INSTRUCTIONS TO FOLLOW: Every entry here needs to be repeated exactly.

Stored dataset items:
>>>>

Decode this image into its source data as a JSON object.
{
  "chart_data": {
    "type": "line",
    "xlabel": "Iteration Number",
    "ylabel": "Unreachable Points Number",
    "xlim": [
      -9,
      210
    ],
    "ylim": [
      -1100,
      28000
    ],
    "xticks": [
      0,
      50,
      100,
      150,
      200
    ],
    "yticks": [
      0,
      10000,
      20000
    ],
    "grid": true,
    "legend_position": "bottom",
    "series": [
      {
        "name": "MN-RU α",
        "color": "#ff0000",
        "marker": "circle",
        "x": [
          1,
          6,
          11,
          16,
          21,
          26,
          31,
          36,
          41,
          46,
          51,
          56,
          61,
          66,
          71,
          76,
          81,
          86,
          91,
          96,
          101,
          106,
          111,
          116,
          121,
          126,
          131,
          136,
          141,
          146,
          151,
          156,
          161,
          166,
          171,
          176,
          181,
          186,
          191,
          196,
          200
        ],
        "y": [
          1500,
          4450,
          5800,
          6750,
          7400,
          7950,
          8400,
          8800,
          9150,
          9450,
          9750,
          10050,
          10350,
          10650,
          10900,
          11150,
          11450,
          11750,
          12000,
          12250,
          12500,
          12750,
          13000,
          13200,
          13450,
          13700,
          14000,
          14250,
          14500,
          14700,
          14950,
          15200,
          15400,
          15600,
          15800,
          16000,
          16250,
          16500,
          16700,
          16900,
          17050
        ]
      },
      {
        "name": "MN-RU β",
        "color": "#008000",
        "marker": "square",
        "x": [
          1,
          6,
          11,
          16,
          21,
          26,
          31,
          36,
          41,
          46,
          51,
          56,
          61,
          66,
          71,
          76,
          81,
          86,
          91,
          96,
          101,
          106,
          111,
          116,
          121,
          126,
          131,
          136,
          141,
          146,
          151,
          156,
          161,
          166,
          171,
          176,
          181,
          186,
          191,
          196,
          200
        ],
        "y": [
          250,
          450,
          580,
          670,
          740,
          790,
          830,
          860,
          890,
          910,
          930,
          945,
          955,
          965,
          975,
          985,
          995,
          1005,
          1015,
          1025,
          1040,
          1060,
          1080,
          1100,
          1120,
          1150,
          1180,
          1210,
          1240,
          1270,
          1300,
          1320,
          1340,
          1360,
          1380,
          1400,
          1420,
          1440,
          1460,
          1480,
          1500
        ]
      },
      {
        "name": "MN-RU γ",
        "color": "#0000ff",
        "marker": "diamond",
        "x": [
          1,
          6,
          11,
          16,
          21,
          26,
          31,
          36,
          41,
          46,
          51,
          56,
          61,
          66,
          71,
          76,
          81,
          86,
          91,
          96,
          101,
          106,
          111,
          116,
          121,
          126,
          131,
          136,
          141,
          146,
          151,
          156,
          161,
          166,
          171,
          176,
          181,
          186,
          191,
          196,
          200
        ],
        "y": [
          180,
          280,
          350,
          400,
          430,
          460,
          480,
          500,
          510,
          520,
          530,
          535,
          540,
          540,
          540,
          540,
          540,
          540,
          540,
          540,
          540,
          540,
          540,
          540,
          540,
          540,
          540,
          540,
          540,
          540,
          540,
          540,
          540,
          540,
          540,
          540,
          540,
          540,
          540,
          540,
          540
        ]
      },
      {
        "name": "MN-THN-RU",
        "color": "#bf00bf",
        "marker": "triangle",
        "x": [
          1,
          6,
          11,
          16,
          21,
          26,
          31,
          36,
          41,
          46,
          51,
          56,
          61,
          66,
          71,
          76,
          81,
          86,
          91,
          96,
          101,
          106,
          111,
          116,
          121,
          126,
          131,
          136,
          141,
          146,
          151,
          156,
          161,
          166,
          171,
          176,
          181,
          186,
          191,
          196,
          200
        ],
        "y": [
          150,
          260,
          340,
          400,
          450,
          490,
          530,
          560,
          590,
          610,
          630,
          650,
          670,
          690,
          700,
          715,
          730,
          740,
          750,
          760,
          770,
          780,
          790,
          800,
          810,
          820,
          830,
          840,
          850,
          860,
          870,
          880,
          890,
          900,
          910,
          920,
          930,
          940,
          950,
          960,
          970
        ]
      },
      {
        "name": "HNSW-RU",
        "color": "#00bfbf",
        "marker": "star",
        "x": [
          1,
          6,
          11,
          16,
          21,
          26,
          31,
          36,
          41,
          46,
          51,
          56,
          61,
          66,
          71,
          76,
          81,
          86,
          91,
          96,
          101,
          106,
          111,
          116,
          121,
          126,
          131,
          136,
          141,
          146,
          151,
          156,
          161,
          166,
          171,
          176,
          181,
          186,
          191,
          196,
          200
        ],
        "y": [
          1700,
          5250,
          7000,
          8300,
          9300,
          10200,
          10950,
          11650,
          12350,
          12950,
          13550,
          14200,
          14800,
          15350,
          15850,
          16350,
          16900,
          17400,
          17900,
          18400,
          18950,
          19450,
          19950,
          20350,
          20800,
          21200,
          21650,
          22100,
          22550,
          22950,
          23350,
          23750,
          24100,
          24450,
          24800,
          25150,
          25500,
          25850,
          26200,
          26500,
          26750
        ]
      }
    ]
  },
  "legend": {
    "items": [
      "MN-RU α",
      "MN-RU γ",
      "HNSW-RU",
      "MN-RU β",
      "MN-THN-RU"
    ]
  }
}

<<<<

CORRECT OUTPUT:
Decode this image into its source data as a JSON object.
{
  "chart_data": {
    "type": "line",
    "xlabel": "Iteration Number",
    "ylabel": "Unreachable Points Number",
    "xlim": [
      -9,
      210
    ],
    "ylim": [
      -1100,
      28000
    ],
    "xticks": [
      0,
      50,
      100,
      150,
      200
    ],
    "yticks": [
      0,
      10000,
      20000
    ],
    "grid": true,
    "legend_position": "bottom",
    "series": [
      {
        "name": "MN-RU α",
        "color": "#ff0000",
        "marker": "circle",
        "x": [
          1,
          6,
          11,
          16,
          21,
          26,
          31,
          36,
          41,
          46,
          51,
          56,
          61,
          66,
          71,
          76,
          81,
          86,
          91,
          96,
          101,
          106,
          111,
          116,
          121,
          126,
          131,
          136,
          141,
          146,
          151,
          156,
          161,
          166,
          171,
          176,
          181,
          186,
          191,
          196,
          200
        ],
        "y": [
          1500,
          4450,
          5800,
          6750,
          7400,
          7950,
          8400,
          8800,
          9150,
          9450,
          9750,
          10050,
          10350,
          10650,
          10900,
          11150,
          11450,
          11750,
          12000,
          12250,
          12500,
          12750,
          13000,
          13200,
          13450,
          13700,
          14000,
          14250,
          14500,
          14700,
          14950,
          15200,
          15400,
          15600,
          15800,
          16000,
          16250,
          16500,
          16700,
          16900,
          17050
        ]
      },
      {
        "name": "MN-RU β",
        "color": "#008000",
        "marker": "square",
        "x": [
          1,
          6,
          11,
          16,
          21,
          26,
          31,
          36,
          41,
          46,
          51,
          56,
          61,
          66,
          71,
          76,
          81,
          86,
          91,
          96,
          101,
          106,
          111,
          116,
          121,
          126,
          131,
          136,
          141,
          146,
          151,
          156,
          161,
          166,
          171,
          176,
          181,
          186,
          191,
          196,
          200
        ],
        "y": [
          250,
          450,
          580,
          670,
          740,
          790,
          830,
          860,
          890,
          910,
          930,
          945,
          955,
          965,
          975,
          985,
          995,
          1005,
          1015,
          1025,
          1040,
          1060,
          1080,
          1100,
          1120,
          1150,
          1180,
          1210,
          1240,
          1270,
          1300,
          1320,
          1340,
          1360,
          1380,
          1400,
          1420,
          1440,
          1460,
          1480,
          1500
        ]
      },
      {
        "name": "MN-RU γ",
        "color": "#0000ff",
        "marker": "diamond",
        "x": [
          1,
          6,
          11,
          16,
          21,
          26,
          31,
          36,
          41,
          46,
          51,
          56,
          61,
          66,
          71,
          76,
          81,
          86,
          91,
          96,
          101,
          106,
          111,
          116,
          121,
          126,
          131,
          136,
          141,
          146,
          151,
          156,
          161,
          166,
          171,
          176,
          181,
          186,
          191,
          196,
          200
        ],
        "y": [
          180,
          280,
          350,
          400,
          430,
          460,
          480,
          500,
          510,
          520,
          530,
          535,
          540,
          540,
          540,
          540,
          540,
          540,
          540,
          540,
          540,
          540,
          540,
          540,
          540,
          540,
          540,
          540,
          540,
          540,
          540,
          540,
          540,
          540,
          540,
          540,
          540,
          540,
          540,
          540,
          540
        ]
      },
      {
        "name": "MN-THN-RU",
        "color": "#bf00bf",
        "marker": "triangle",
        "x": [
          1,
          6,
          11,
          16,
          21,
          26,
          31,
          36,
          41,
          46,
          51,
          56,
          61,
          66,
          71,
          76,
          81,
          86,
          91,
          96,
          101,
          106,
          111,
          116,
          121,
          126,
          131,
          136,
          141,
          146,
          151,
          156,
          161,
          166,
          171,
          176,
          181,
          186,
          191,
          196,
          200
        ],
        "y": [
          150,
          260,
          340,
          400,
          450,
          490,
          530,
          560,
          590,
          610,
          630,
          650,
          670,
          690,
          700,
          715,
          730,
          740,
          750,
          760,
          770,
          780,
          790,
          800,
          810,
          820,
          830,
          840,
          850,
          860,
          870,
          880,
          890,
          900,
          910,
          920,
          930,
          940,
          950,
          960,
          970
        ]
      },
      {
        "name": "HNSW-RU",
        "color": "#00bfbf",
        "marker": "star",
        "x": [
          1,
          6,
          11,
          16,
          21,
          26,
          31,
          36,
          41,
          46,
          51,
          56,
          61,
          66,
          71,
          76,
          81,
          86,
          91,
          96,
          101,
          106,
          111,
          116,
          121,
          126,
          131,
          136,
          141,
          146,
          151,
          156,
          161,
          166,
          171,
          176,
          181,
          186,
          191,
          196,
          200
        ],
        "y": [
          1700,
          5250,
          7000,
          8300,
          9300,
          10200,
          10950,
          11650,
          12350,
          12950,
          13550,
          14200,
          14800,
          15350,
          15850,
          16350,
          16900,
          17400,
          17900,
          18400,
          18950,
          19450,
          19950,
          20350,
          20800,
          21200,
          21650,
          22100,
          22550,
          22950,
          23350,
          23750,
          24100,
          24450,
          24800,
          25150,
          25500,
          25850,
          26200,
          26500,
          26750
        ]
      }
    ]
  },
  "legend": {
    "items": [
      "MN-RU α",
      "MN-RU γ",
      "HNSW-RU",
      "MN-RU β",
      "MN-THN-RU"
    ]
  }
}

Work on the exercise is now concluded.